* _SHORT PROBLEM_
Transcribe the whole listing below without changing a word, but leave out every image.

* * * * * * * * *

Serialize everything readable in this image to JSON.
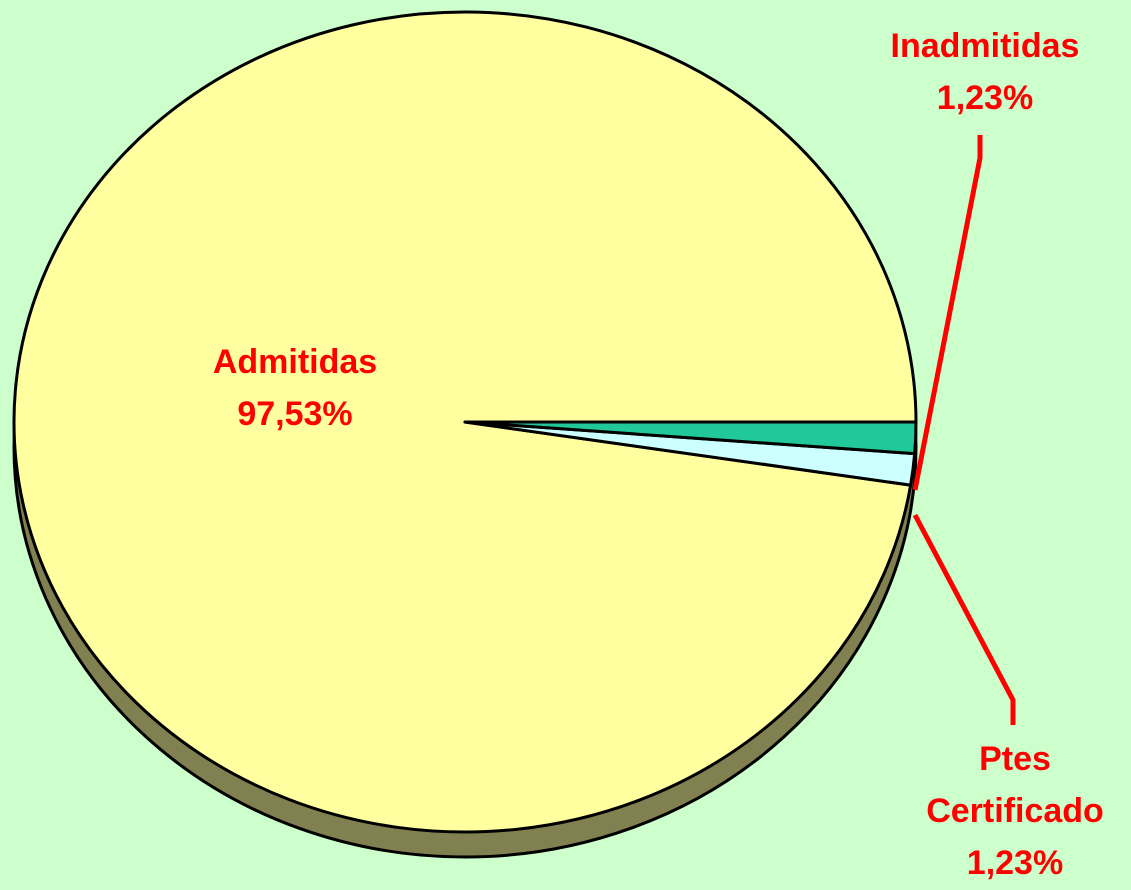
{
  "chart_data": {
    "type": "pie",
    "categories": [
      "Admitidas",
      "Inadmitidas",
      "Ptes Certificado"
    ],
    "values": [
      97.53,
      1.23,
      1.23
    ],
    "value_labels": [
      "97,53%",
      "1,23%",
      "1,23%"
    ],
    "colors": [
      "#ffffa0",
      "#ccffff",
      "#20c89a"
    ],
    "label_color": "#ff0000"
  }
}
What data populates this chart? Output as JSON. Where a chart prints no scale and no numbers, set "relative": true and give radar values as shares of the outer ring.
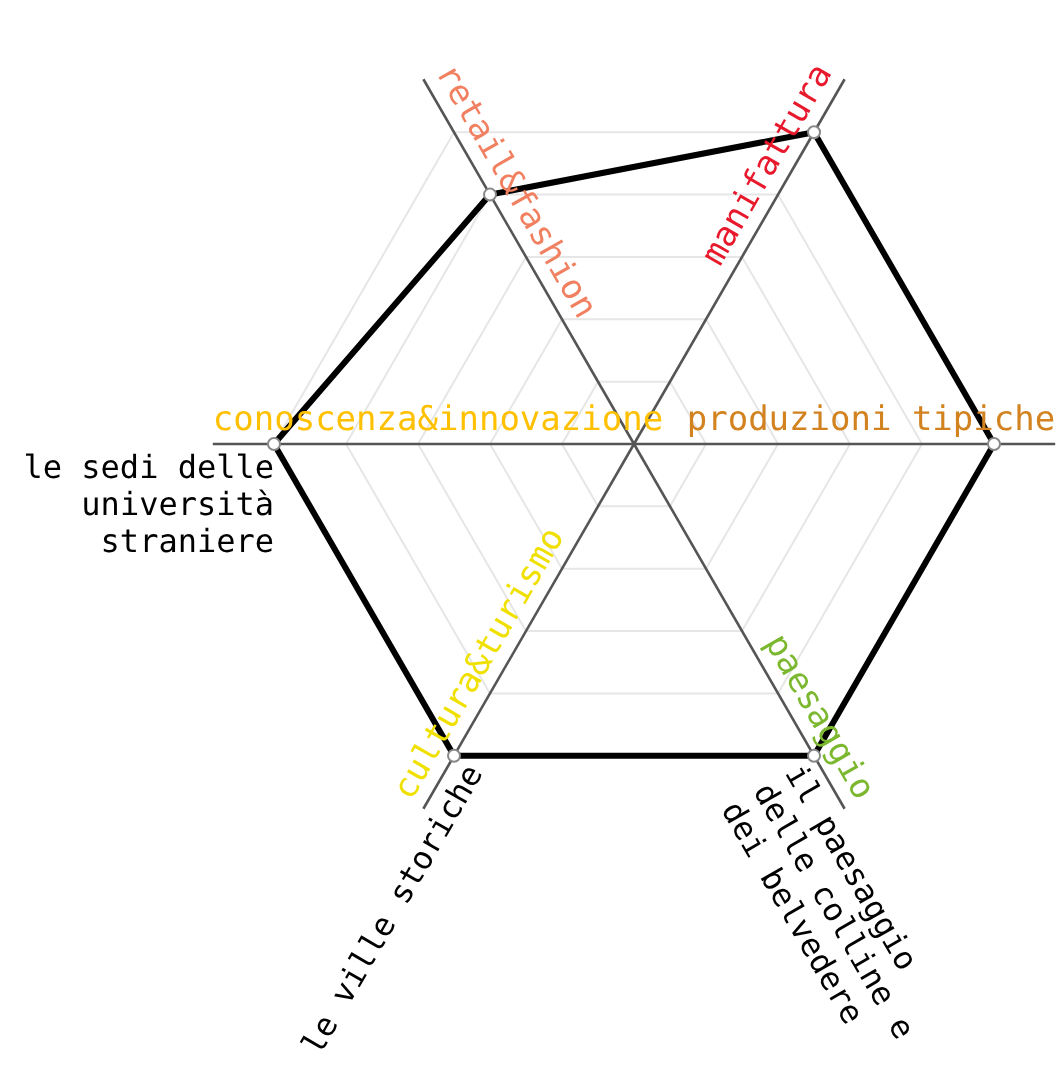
{
  "chart_data": {
    "type": "radar",
    "relative": true,
    "grid": true,
    "marker": "circle",
    "categories": [
      "manifattura",
      "produzioni tipiche",
      "paesaggio",
      "cultura&turismo",
      "conoscenza&innovazione",
      "retail&fashion"
    ],
    "colors": [
      "#e8192c",
      "#d2821e",
      "#7cb82f",
      "#f0e000",
      "#ffc000",
      "#f08060"
    ],
    "series": [
      {
        "color": "#000000",
        "values": [
          1,
          1,
          1,
          1,
          1,
          0.8
        ]
      }
    ],
    "annotations": [
      {
        "text": "il paesaggio\ndelle colline e\ndei belvedere",
        "x": "paesaggio"
      },
      {
        "text": "le ville storiche",
        "x": "cultura&turismo"
      },
      {
        "text": "le sedi delle\nuniversità\nstraniere",
        "x": "conoscenza&innovazione"
      }
    ]
  }
}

* * * * * * * * *

* _REPLY TO THE EXERCISE_
Serialize everything readable in this image to JSON.
{
  "chart_data": {
    "type": "pie",
    "categories": [
      "Admitidas",
      "Inadmitidas",
      "Ptes Certificado"
    ],
    "values": [
      97.53,
      1.23,
      1.23
    ],
    "value_labels": [
      "97,53%",
      "1,23%",
      "1,23%"
    ],
    "colors": [
      "#ffffa0",
      "#ccffff",
      "#20c89a"
    ],
    "label_color": "#ff0000"
  }
}
What data populates this chart? Output as JSON. Where a chart prints no scale and no numbers, set "relative": true and give radar values as shares of the outer ring.
{
  "chart_data": {
    "type": "radar",
    "relative": true,
    "grid": true,
    "marker": "circle",
    "categories": [
      "manifattura",
      "produzioni tipiche",
      "paesaggio",
      "cultura&turismo",
      "conoscenza&innovazione",
      "retail&fashion"
    ],
    "colors": [
      "#e8192c",
      "#d2821e",
      "#7cb82f",
      "#f0e000",
      "#ffc000",
      "#f08060"
    ],
    "series": [
      {
        "color": "#000000",
        "values": [
          1,
          1,
          1,
          1,
          1,
          0.8
        ]
      }
    ],
    "annotations": [
      {
        "text": "il paesaggio\ndelle colline e\ndei belvedere",
        "x": "paesaggio"
      },
      {
        "text": "le ville storiche",
        "x": "cultura&turismo"
      },
      {
        "text": "le sedi delle\nuniversità\nstraniere",
        "x": "conoscenza&innovazione"
      }
    ]
  }
}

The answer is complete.